◆ **Your instructions**
Note each line where "subtitle" appears, and copy it.

(Collected data entries)

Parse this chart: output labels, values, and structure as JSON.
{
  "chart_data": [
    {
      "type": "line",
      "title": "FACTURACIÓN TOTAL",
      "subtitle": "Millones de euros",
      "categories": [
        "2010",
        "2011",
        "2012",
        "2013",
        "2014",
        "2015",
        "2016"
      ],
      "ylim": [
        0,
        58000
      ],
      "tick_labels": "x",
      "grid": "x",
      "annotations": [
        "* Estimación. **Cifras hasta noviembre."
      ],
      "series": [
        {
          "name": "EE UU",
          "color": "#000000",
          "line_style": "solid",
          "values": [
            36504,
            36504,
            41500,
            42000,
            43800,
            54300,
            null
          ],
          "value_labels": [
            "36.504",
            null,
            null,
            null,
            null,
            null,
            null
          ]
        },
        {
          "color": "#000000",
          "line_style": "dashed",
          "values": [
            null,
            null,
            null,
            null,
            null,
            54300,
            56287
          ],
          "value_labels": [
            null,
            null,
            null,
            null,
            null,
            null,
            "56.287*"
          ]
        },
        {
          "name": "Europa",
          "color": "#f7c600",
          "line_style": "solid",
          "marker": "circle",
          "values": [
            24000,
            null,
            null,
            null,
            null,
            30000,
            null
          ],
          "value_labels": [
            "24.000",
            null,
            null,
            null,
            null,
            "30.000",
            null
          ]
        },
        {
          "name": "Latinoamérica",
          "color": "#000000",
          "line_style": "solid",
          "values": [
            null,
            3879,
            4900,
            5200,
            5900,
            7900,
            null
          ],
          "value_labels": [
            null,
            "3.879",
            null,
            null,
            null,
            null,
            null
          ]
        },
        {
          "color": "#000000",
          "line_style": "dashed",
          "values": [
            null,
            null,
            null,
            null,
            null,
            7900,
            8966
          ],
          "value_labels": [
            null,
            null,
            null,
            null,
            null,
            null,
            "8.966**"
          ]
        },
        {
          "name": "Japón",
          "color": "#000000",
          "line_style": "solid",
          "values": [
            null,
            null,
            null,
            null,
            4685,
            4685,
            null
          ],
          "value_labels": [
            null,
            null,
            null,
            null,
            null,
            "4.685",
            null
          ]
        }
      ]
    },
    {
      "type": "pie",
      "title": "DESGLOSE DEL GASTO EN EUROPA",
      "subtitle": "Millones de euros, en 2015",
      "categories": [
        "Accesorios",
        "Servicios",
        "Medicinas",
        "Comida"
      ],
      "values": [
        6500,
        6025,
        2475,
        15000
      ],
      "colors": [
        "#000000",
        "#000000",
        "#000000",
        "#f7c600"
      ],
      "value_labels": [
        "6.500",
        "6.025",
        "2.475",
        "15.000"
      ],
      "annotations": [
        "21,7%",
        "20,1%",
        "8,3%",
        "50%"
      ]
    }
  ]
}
==
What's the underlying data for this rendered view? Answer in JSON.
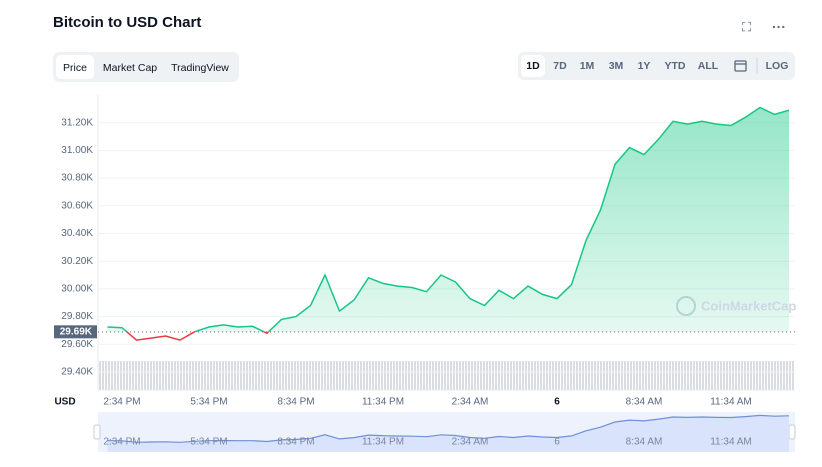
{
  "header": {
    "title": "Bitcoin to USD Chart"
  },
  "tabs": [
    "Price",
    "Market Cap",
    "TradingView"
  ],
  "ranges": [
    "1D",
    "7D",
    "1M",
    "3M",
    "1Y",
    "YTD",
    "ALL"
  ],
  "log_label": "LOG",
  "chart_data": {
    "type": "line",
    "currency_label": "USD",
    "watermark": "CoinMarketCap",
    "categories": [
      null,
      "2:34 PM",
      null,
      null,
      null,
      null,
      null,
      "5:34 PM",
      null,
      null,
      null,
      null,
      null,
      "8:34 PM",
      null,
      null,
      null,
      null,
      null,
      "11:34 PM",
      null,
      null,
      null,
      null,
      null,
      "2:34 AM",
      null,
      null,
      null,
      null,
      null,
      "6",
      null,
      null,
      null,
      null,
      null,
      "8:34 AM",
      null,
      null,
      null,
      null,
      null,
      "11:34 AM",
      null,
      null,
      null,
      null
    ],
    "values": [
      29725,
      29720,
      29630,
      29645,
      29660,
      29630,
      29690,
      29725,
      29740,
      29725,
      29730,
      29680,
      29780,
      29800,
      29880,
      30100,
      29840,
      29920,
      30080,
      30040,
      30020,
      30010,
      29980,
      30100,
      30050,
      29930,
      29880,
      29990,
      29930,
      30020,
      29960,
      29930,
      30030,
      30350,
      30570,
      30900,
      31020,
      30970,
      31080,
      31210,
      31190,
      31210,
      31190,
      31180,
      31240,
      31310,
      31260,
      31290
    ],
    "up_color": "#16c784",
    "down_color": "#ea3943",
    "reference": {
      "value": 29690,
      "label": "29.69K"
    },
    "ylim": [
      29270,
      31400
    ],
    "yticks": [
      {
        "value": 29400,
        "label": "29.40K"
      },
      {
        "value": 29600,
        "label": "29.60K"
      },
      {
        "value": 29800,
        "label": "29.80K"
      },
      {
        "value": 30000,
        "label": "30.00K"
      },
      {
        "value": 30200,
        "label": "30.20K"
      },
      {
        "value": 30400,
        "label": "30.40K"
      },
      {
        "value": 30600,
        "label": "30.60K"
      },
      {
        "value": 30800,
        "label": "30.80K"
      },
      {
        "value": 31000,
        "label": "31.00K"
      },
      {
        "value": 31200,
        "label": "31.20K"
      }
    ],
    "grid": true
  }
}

◆ **Response to the task**
      "subtitle": "Millones de euros",
      "subtitle": "Millones de euros, en 2015",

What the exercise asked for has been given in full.